Request:
Strip the pictures and reproduce the rest of the listing exactly.

### Provided data ###

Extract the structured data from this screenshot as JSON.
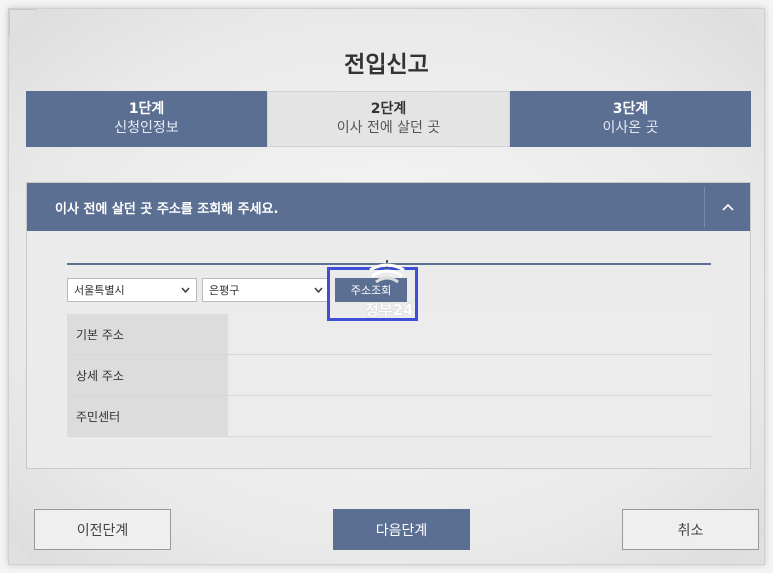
{
  "title": "전입신고",
  "steps": [
    {
      "num": "1단계",
      "label": "신청인정보"
    },
    {
      "num": "2단계",
      "label": "이사 전에 살던 곳"
    },
    {
      "num": "3단계",
      "label": "이사온 곳"
    }
  ],
  "panel": {
    "heading": "이사 전에 살던 곳 주소를 조회해 주세요.",
    "city_select": "서울특별시",
    "district_select": "은평구",
    "search_button": "주소조회",
    "rows": [
      {
        "label": "기본 주소",
        "value": ""
      },
      {
        "label": "상세 주소",
        "value": ""
      },
      {
        "label": "주민센터",
        "value": ""
      }
    ]
  },
  "overlay": {
    "logo_text": "정부24"
  },
  "footer": {
    "prev": "이전단계",
    "next": "다음단계",
    "cancel": "취소"
  },
  "colors": {
    "accent": "#5b6f93",
    "highlight_border": "#3d4fd8"
  }
}
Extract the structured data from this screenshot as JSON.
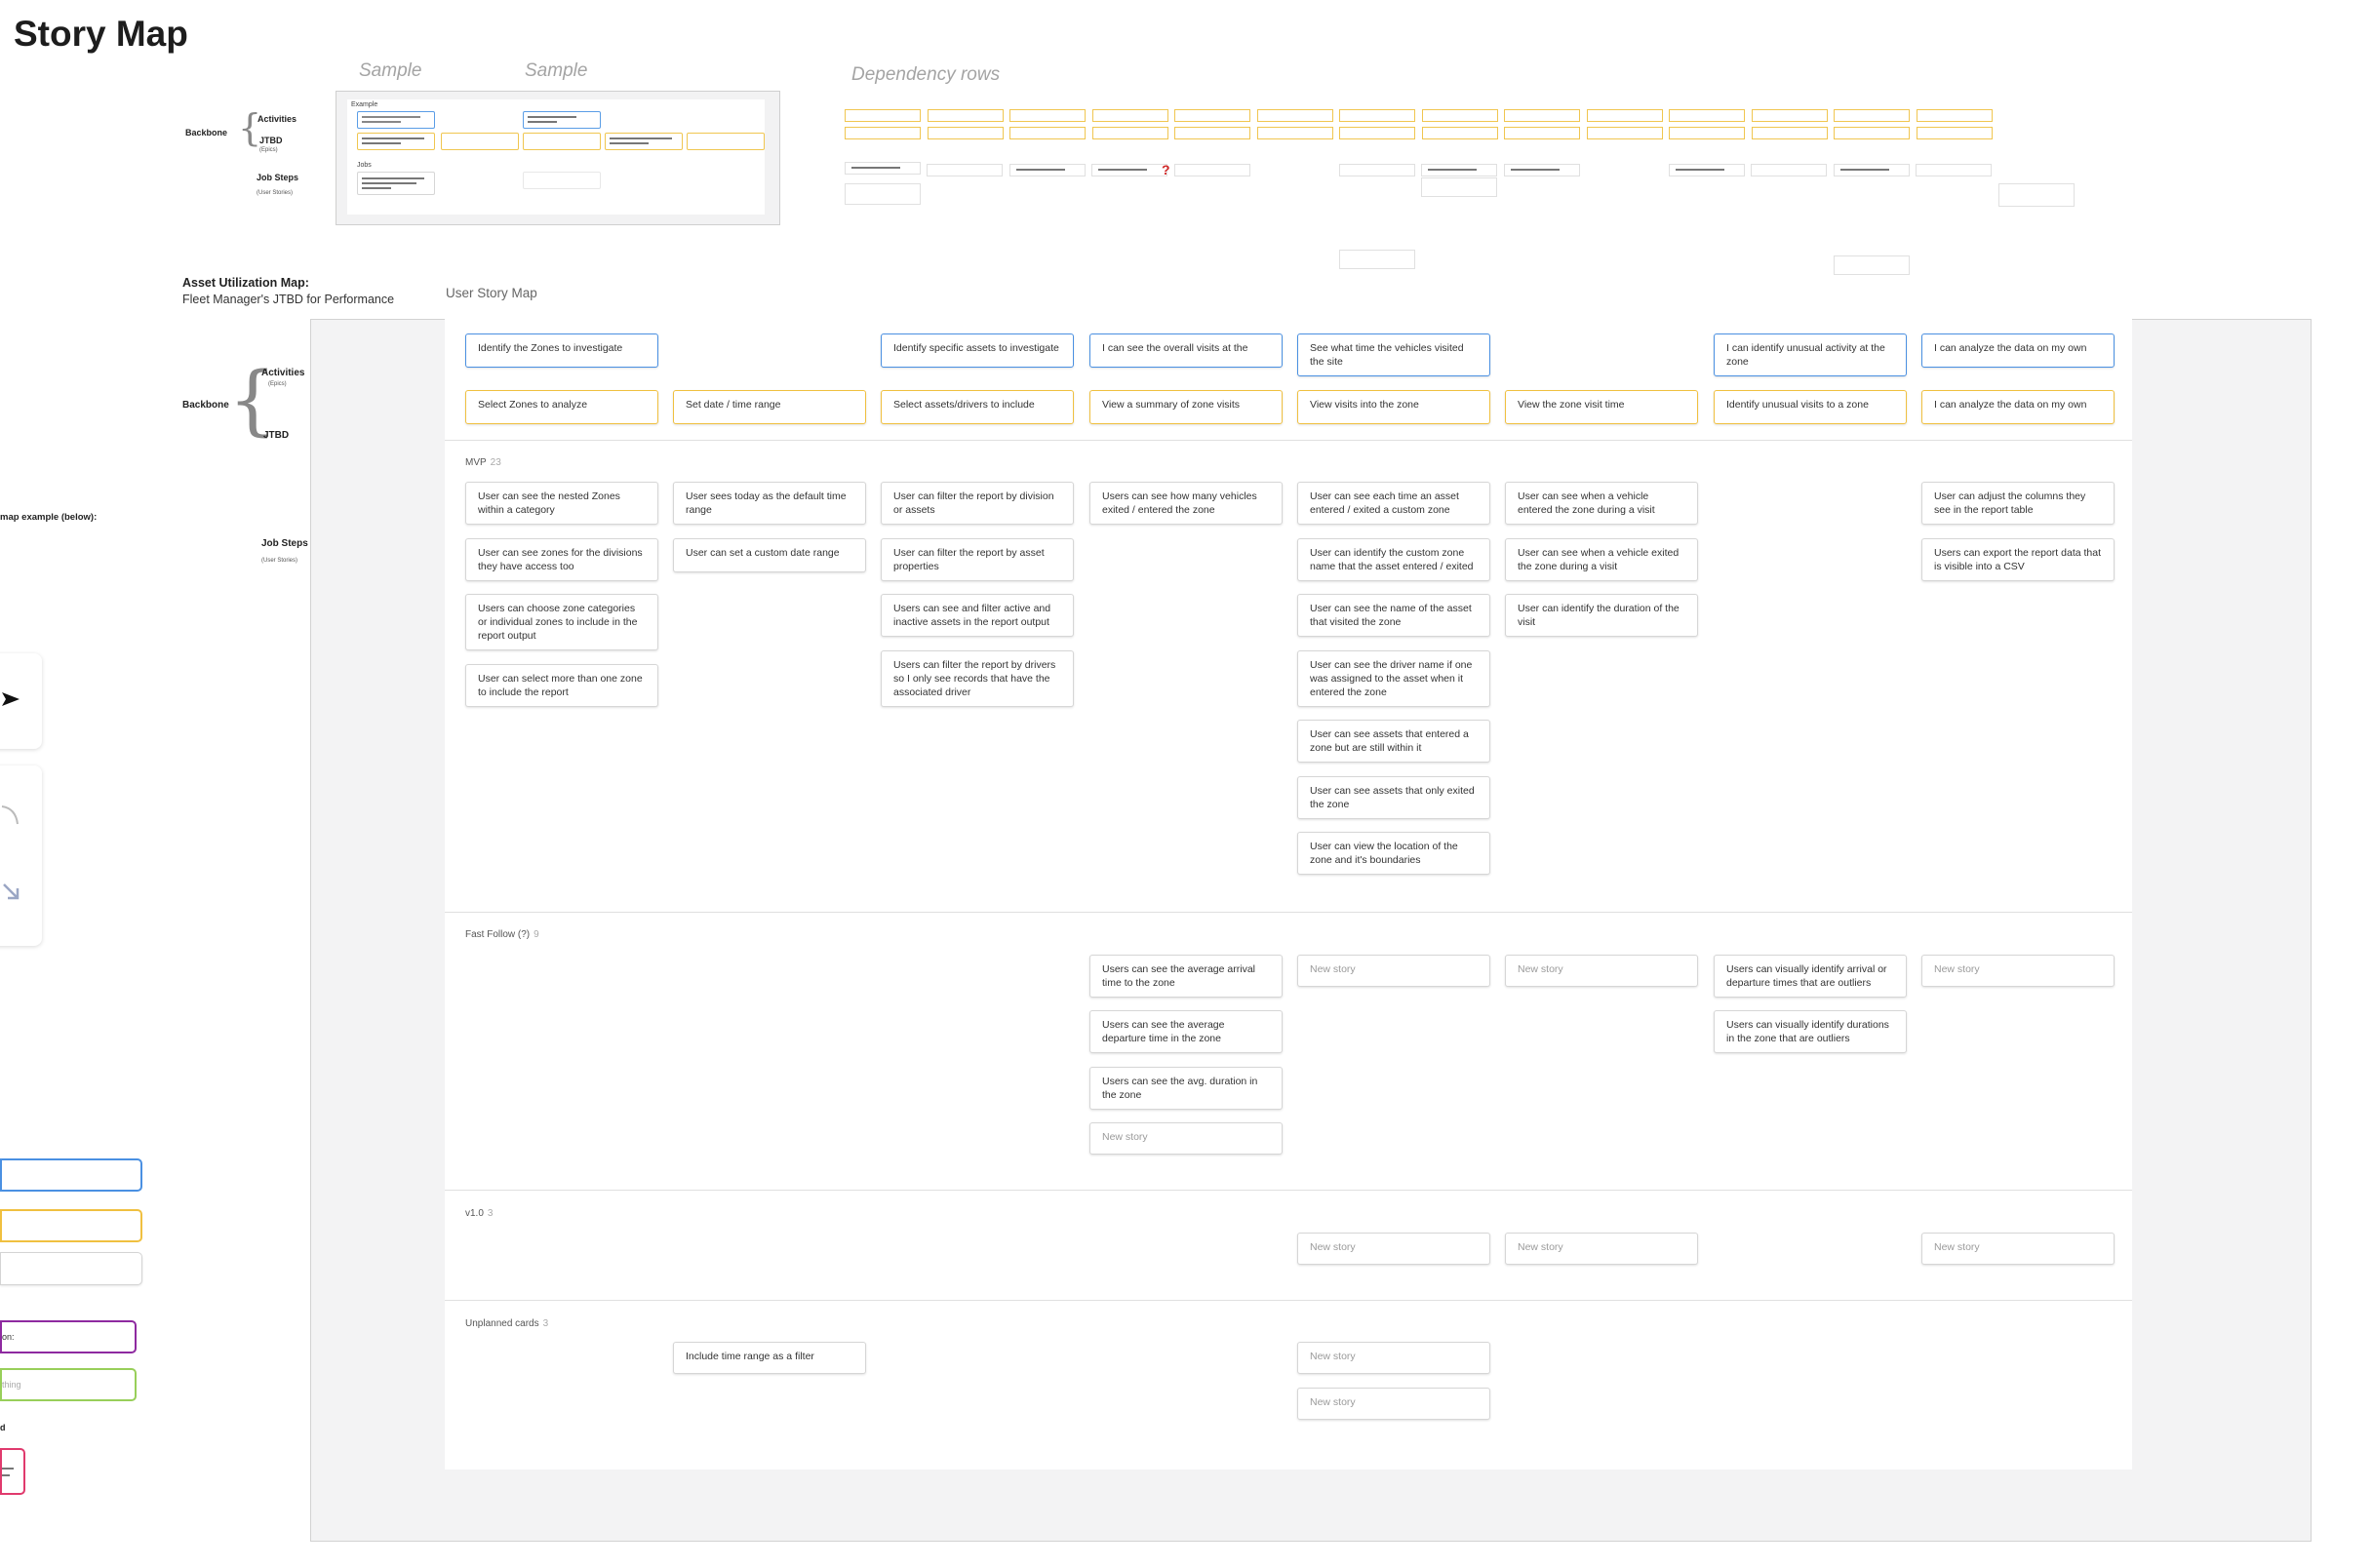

###

Response:
Extract the structured data from this screenshot as JSON.
{
  "title": "전입신고",
  "steps": [
    {
      "num": "1단계",
      "label": "신청인정보"
    },
    {
      "num": "2단계",
      "label": "이사 전에 살던 곳"
    },
    {
      "num": "3단계",
      "label": "이사온 곳"
    }
  ],
  "panel": {
    "heading": "이사 전에 살던 곳 주소를 조회해 주세요.",
    "city_select": "서울특별시",
    "district_select": "은평구",
    "search_button": "주소조회",
    "rows": [
      {
        "label": "기본 주소",
        "value": ""
      },
      {
        "label": "상세 주소",
        "value": ""
      },
      {
        "label": "주민센터",
        "value": ""
      }
    ]
  },
  "overlay": {
    "logo_text": "정부24"
  },
  "footer": {
    "prev": "이전단계",
    "next": "다음단계",
    "cancel": "취소"
  },
  "colors": {
    "accent": "#5b6f93",
    "highlight_border": "#3d4fd8"
  }
}
Extract the structured data from this screenshot as JSON.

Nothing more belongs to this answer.